** BEGIN EXCERPTED RECORDS **
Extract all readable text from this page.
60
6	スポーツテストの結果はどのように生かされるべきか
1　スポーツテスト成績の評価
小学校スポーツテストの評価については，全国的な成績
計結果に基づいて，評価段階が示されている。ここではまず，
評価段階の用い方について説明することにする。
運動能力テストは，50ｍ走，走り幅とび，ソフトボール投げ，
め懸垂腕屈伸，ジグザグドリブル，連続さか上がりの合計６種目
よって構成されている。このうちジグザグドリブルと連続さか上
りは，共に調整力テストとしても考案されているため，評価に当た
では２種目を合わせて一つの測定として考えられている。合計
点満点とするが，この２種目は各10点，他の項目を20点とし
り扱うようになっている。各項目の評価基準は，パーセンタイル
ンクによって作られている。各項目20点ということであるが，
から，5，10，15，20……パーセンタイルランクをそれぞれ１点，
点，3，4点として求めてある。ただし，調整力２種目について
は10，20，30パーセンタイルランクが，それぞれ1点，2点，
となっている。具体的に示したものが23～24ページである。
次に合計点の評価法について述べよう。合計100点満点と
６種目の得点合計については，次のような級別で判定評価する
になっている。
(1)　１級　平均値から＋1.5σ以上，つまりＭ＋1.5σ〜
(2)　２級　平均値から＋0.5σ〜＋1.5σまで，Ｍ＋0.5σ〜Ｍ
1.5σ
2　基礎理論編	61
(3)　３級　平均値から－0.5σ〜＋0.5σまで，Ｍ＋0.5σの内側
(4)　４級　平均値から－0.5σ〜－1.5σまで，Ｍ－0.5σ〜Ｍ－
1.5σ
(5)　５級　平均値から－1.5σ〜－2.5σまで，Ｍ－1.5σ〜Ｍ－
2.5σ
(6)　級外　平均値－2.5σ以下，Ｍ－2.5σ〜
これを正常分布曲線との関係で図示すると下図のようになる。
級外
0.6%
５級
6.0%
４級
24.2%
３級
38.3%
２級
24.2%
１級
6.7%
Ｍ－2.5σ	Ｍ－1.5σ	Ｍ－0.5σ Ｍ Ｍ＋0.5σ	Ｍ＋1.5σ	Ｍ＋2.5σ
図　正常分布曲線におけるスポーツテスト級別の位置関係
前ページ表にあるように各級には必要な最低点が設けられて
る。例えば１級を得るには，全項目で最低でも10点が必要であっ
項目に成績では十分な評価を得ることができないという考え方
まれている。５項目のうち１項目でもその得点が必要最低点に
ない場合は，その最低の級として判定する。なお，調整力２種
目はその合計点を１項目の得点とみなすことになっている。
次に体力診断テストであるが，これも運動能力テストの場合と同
** END EXCERPTED RECORDS **
**TASK REQUIREMENTS**
Copy the records above exactly.

**EXERCISE OUTPUT**
Extract all readable text from this page.
60
6	スポーツテストの結果はどのように生かされるべきか
1　スポーツテスト成績の評価
小学校スポーツテストの評価については，全国的な成績
計結果に基づいて，評価段階が示されている。ここではまず，
評価段階の用い方について説明することにする。
運動能力テストは，50ｍ走，走り幅とび，ソフトボール投げ，
め懸垂腕屈伸，ジグザグドリブル，連続さか上がりの合計６種目
よって構成されている。このうちジグザグドリブルと連続さか上
りは，共に調整力テストとしても考案されているため，評価に当た
では２種目を合わせて一つの測定として考えられている。合計
点満点とするが，この２種目は各10点，他の項目を20点とし
り扱うようになっている。各項目の評価基準は，パーセンタイル
ンクによって作られている。各項目20点ということであるが，
から，5，10，15，20……パーセンタイルランクをそれぞれ１点，
点，3，4点として求めてある。ただし，調整力２種目について
は10，20，30パーセンタイルランクが，それぞれ1点，2点，
となっている。具体的に示したものが23～24ページである。
次に合計点の評価法について述べよう。合計100点満点と
６種目の得点合計については，次のような級別で判定評価する
になっている。
(1)　１級　平均値から＋1.5σ以上，つまりＭ＋1.5σ〜
(2)　２級　平均値から＋0.5σ〜＋1.5σまで，Ｍ＋0.5σ〜Ｍ
1.5σ
2　基礎理論編	61
(3)　３級　平均値から－0.5σ〜＋0.5σまで，Ｍ＋0.5σの内側
(4)　４級　平均値から－0.5σ〜－1.5σまで，Ｍ－0.5σ〜Ｍ－
1.5σ
(5)　５級　平均値から－1.5σ〜－2.5σまで，Ｍ－1.5σ〜Ｍ－
2.5σ
(6)　級外　平均値－2.5σ以下，Ｍ－2.5σ〜
これを正常分布曲線との関係で図示すると下図のようになる。
級外
0.6%
５級
6.0%
４級
24.2%
３級
38.3%
２級
24.2%
１級
6.7%
Ｍ－2.5σ	Ｍ－1.5σ	Ｍ－0.5σ Ｍ Ｍ＋0.5σ	Ｍ＋1.5σ	Ｍ＋2.5σ
図　正常分布曲線におけるスポーツテスト級別の位置関係
前ページ表にあるように各級には必要な最低点が設けられて
る。例えば１級を得るには，全項目で最低でも10点が必要であっ
項目に成績では十分な評価を得ることができないという考え方
まれている。５項目のうち１項目でもその得点が必要最低点に
ない場合は，その最低の級として判定する。なお，調整力２種
目はその合計点を１項目の得点とみなすことになっている。
次に体力診断テストであるが，これも運動能力テストの場合と同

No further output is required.